What is expected: Return each line that holds the word "соответствии".

Raw data:
** BEGIN **

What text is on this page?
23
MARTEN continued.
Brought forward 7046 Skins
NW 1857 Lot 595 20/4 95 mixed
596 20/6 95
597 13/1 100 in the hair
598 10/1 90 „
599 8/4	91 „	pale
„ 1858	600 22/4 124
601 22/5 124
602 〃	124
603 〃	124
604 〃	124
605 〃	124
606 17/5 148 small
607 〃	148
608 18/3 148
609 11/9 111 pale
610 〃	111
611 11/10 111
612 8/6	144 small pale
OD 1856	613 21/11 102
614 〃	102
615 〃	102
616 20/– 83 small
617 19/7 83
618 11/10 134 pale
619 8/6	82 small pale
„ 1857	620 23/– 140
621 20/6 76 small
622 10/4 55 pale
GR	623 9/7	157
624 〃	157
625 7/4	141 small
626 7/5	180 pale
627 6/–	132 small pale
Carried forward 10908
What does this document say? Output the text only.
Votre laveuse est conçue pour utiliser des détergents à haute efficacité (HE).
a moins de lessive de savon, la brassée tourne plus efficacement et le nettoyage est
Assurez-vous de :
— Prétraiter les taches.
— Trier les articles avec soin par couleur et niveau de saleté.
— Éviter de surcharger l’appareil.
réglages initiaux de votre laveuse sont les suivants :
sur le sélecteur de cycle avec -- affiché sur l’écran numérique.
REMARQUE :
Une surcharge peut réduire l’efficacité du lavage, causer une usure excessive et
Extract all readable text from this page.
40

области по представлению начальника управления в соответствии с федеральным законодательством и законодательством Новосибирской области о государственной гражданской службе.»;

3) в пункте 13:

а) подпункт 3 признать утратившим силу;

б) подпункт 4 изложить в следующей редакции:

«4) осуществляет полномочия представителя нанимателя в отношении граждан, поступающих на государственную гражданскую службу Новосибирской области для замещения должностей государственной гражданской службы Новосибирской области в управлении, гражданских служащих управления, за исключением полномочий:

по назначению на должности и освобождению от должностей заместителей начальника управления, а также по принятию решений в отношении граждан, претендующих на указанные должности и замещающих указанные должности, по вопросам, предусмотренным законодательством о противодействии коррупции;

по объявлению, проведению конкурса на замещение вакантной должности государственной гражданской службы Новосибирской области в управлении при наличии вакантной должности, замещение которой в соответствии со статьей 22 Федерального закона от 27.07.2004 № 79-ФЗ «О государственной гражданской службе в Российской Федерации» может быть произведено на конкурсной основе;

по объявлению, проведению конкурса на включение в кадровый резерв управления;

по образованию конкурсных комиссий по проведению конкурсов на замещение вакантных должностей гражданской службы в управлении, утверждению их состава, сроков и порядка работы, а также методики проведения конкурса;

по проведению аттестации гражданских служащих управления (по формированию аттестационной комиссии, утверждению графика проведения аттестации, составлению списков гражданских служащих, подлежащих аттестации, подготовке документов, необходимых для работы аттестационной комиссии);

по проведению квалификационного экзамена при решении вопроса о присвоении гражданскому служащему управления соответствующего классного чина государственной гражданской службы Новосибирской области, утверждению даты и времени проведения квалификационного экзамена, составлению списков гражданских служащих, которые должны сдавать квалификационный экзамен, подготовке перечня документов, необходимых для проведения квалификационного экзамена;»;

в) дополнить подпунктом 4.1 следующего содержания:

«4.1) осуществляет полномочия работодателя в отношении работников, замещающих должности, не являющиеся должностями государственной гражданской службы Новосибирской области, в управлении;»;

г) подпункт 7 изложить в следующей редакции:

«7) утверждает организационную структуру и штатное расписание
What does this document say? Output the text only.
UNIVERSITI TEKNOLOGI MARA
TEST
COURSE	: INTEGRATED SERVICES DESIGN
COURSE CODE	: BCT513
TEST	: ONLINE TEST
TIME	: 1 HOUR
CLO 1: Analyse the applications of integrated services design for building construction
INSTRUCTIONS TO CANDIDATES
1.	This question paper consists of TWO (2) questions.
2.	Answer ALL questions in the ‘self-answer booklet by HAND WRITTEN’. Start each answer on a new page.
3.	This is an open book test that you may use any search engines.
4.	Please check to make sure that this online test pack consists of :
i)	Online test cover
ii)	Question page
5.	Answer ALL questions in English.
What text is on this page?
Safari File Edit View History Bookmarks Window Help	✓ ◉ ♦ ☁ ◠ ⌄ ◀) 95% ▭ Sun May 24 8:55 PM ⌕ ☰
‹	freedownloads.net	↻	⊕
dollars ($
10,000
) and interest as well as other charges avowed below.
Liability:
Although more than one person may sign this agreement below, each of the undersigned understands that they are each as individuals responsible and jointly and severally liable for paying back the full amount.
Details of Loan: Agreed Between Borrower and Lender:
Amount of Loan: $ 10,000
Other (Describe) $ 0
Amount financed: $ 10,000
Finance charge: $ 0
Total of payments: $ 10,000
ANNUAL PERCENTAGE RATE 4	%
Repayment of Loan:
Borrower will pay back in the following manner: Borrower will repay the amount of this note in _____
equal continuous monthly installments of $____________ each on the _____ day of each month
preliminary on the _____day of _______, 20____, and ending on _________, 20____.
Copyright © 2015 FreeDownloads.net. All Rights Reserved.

** END **

Output:
области по представлению начальника управления в соответствии с федеральным законодательством и законодательством Новосибирской области о государственной гражданской службе.»;
по объявлению, проведению конкурса на замещение вакантной должности государственной гражданской службы Новосибирской области в управлении при наличии вакантной должности, замещение которой в соответствии со статьей 22 Федерального закона от 27.07.2004 № 79-ФЗ «О государственной гражданской службе в Российской Федерации» может быть произведено на конкурсной основе;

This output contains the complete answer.